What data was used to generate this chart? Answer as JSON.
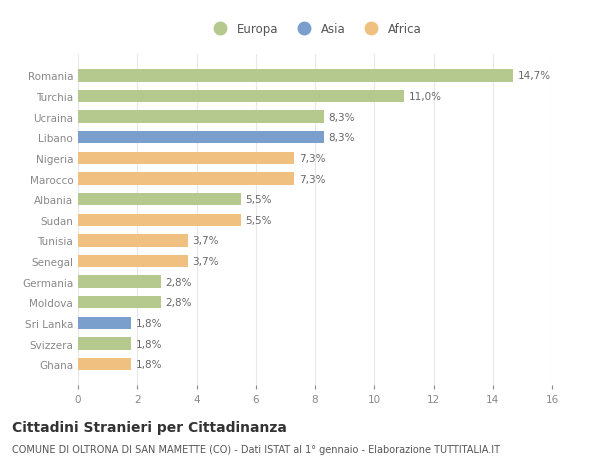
{
  "countries": [
    "Romania",
    "Turchia",
    "Ucraina",
    "Libano",
    "Nigeria",
    "Marocco",
    "Albania",
    "Sudan",
    "Tunisia",
    "Senegal",
    "Germania",
    "Moldova",
    "Sri Lanka",
    "Svizzera",
    "Ghana"
  ],
  "values": [
    14.7,
    11.0,
    8.3,
    8.3,
    7.3,
    7.3,
    5.5,
    5.5,
    3.7,
    3.7,
    2.8,
    2.8,
    1.8,
    1.8,
    1.8
  ],
  "labels": [
    "14,7%",
    "11,0%",
    "8,3%",
    "8,3%",
    "7,3%",
    "7,3%",
    "5,5%",
    "5,5%",
    "3,7%",
    "3,7%",
    "2,8%",
    "2,8%",
    "1,8%",
    "1,8%",
    "1,8%"
  ],
  "continents": [
    "Europa",
    "Europa",
    "Europa",
    "Asia",
    "Africa",
    "Africa",
    "Europa",
    "Africa",
    "Africa",
    "Africa",
    "Europa",
    "Europa",
    "Asia",
    "Europa",
    "Africa"
  ],
  "colors": {
    "Europa": "#b5c98e",
    "Asia": "#7b9fcc",
    "Africa": "#f0c080"
  },
  "legend_order": [
    "Europa",
    "Asia",
    "Africa"
  ],
  "xlim": [
    0,
    16
  ],
  "xticks": [
    0,
    2,
    4,
    6,
    8,
    10,
    12,
    14,
    16
  ],
  "title": "Cittadini Stranieri per Cittadinanza",
  "subtitle": "COMUNE DI OLTRONA DI SAN MAMETTE (CO) - Dati ISTAT al 1° gennaio - Elaborazione TUTTITALIA.IT",
  "bg_color": "#ffffff",
  "grid_color": "#e8e8e8",
  "bar_height": 0.6,
  "label_fontsize": 7.5,
  "title_fontsize": 10,
  "subtitle_fontsize": 7.0,
  "tick_fontsize": 7.5,
  "legend_fontsize": 8.5
}
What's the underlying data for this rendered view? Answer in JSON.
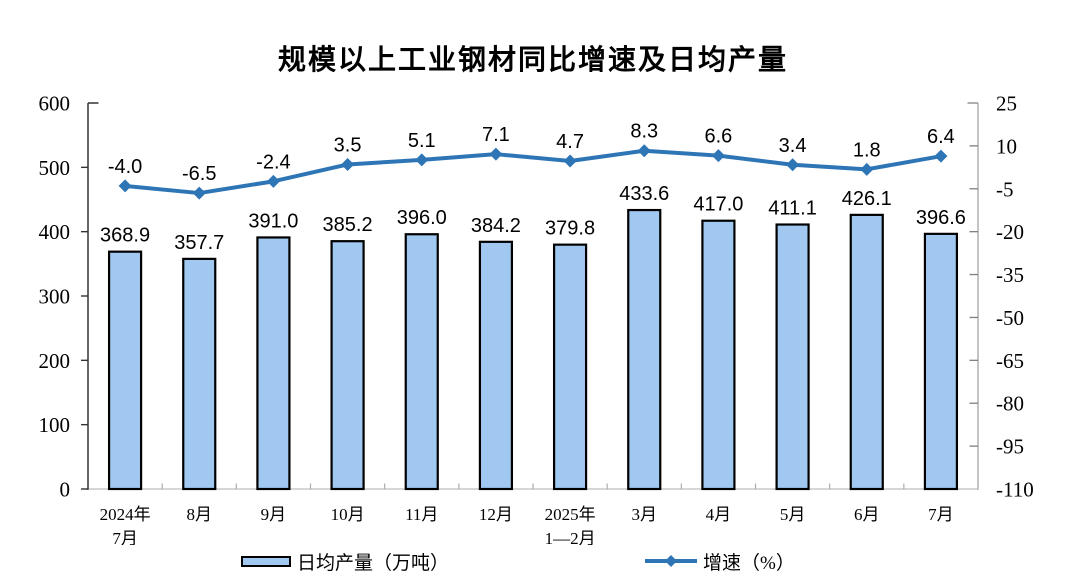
{
  "chart_data": {
    "type": "bar+line",
    "title": "规模以上工业钢材同比增速及日均产量",
    "categories": [
      "2024年\n7月",
      "8月",
      "9月",
      "10月",
      "11月",
      "12月",
      "2025年\n1—2月",
      "3月",
      "4月",
      "5月",
      "6月",
      "7月"
    ],
    "series": [
      {
        "name": "日均产量（万吨）",
        "type": "bar",
        "axis": "left",
        "values": [
          368.9,
          357.7,
          391.0,
          385.2,
          396.0,
          384.2,
          379.8,
          433.6,
          417.0,
          411.1,
          426.1,
          396.6
        ],
        "fill": "#A0C8F0",
        "stroke": "#000000"
      },
      {
        "name": "增速（%）",
        "type": "line",
        "axis": "right",
        "values": [
          -4.0,
          -6.5,
          -2.4,
          3.5,
          5.1,
          7.1,
          4.7,
          8.3,
          6.6,
          3.4,
          1.8,
          6.4
        ],
        "color": "#2E75B6",
        "marker": "diamond"
      }
    ],
    "left_axis": {
      "min": 0,
      "max": 600,
      "ticks": [
        600,
        500,
        400,
        300,
        200,
        100,
        0
      ]
    },
    "right_axis": {
      "min": -110,
      "max": 25,
      "ticks": [
        25,
        10,
        -5,
        -20,
        -35,
        -50,
        -65,
        -80,
        -95,
        -110
      ]
    },
    "grid": false,
    "legend_position": "bottom"
  },
  "colors": {
    "bar_fill": "#A0C8F0",
    "bar_border": "#000000",
    "line": "#2E75B6",
    "left_axis": "#333333",
    "right_axis": "#ABABAB",
    "bottom_axis": "#C8C8C8"
  }
}
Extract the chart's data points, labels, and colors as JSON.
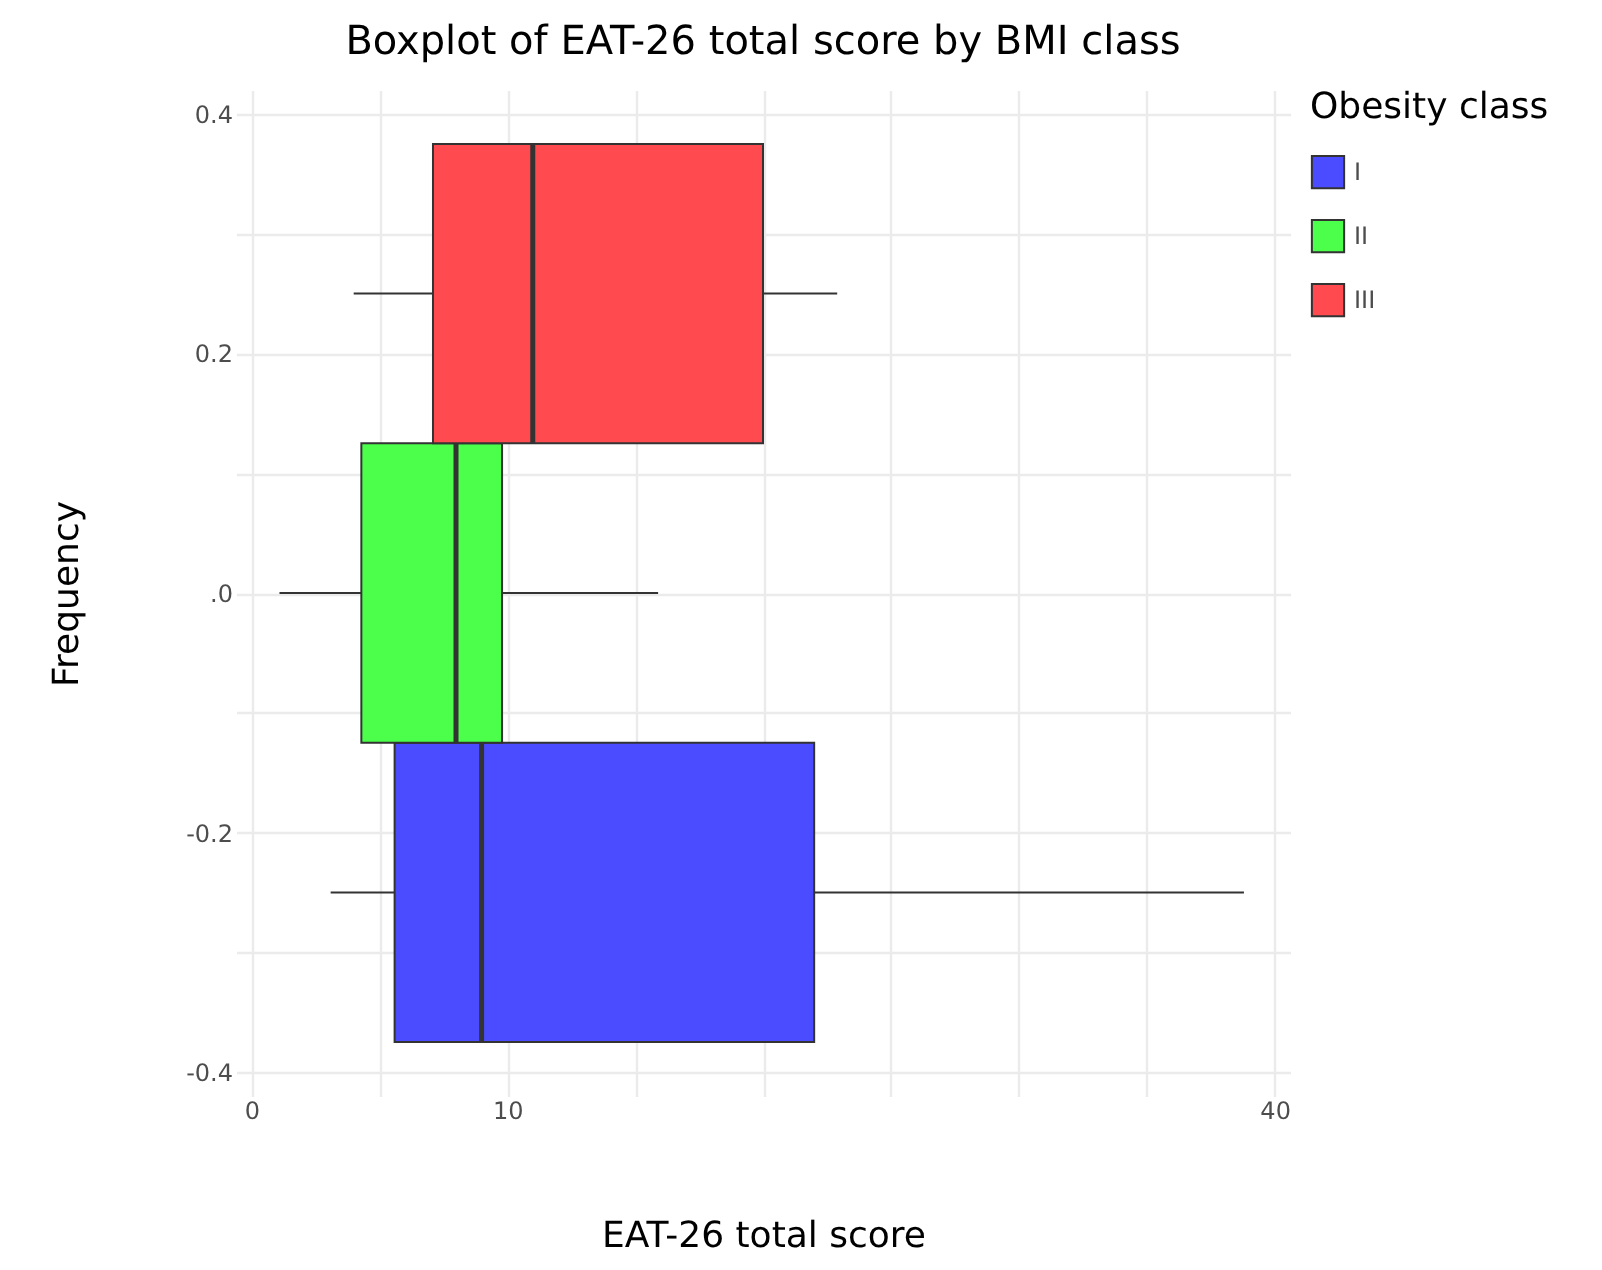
{
  "chart_data": {
    "type": "box",
    "title": "Boxplot of EAT-26 total score by BMI class",
    "xlabel": "EAT-26 total score",
    "ylabel": "Frequency",
    "legend_title": "Obesity class",
    "orientation": "horizontal",
    "legend": "right",
    "grid": true,
    "xlim": [
      -0.6,
      40.6
    ],
    "xticks": [
      0,
      {
        "value": 5,
        "label": null
      },
      10,
      {
        "value": 15,
        "label": null
      },
      {
        "value": 20,
        "label": null
      },
      {
        "value": 25,
        "label": null
      },
      {
        "value": 30,
        "label": null
      },
      {
        "value": 35,
        "label": null
      },
      40
    ],
    "ylim": [
      -0.42,
      0.42
    ],
    "yticks": [
      {
        "value": -0.4,
        "label": "-0.4"
      },
      {
        "value": -0.3,
        "label": null
      },
      {
        "value": -0.2,
        "label": "-0.2"
      },
      {
        "value": -0.1,
        "label": null
      },
      {
        "value": 0,
        "label": ".0"
      },
      {
        "value": 0.1,
        "label": null
      },
      {
        "value": 0.2,
        "label": "0.2"
      },
      {
        "value": 0.3,
        "label": null
      },
      {
        "value": 0.4,
        "label": "0.4"
      }
    ],
    "series": [
      {
        "name": "I",
        "color": "#4b4bff",
        "x": [
          -0.25
        ],
        "boxes": [
          {
            "low": 3.1,
            "q1": 5.6,
            "median": 9.0,
            "q3": 22.0,
            "high": 38.8
          }
        ]
      },
      {
        "name": "II",
        "color": "#4bff4b",
        "x": [
          0
        ],
        "boxes": [
          {
            "low": 1.1,
            "q1": 4.3,
            "median": 8.0,
            "q3": 9.8,
            "high": 15.9
          }
        ]
      },
      {
        "name": "III",
        "color": "#ff4b4f",
        "x": [
          0.25
        ],
        "boxes": [
          {
            "low": 4.0,
            "q1": 7.1,
            "median": 11.0,
            "q3": 20.0,
            "high": 22.9
          }
        ]
      }
    ]
  }
}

#### [TASK]
Find the word "class" in the data and show each line that holds it.

#### [SOLVED PROBLEM]
    "title": "Boxplot of EAT-26 total score by BMI class",
    "legend_title": "Obesity class",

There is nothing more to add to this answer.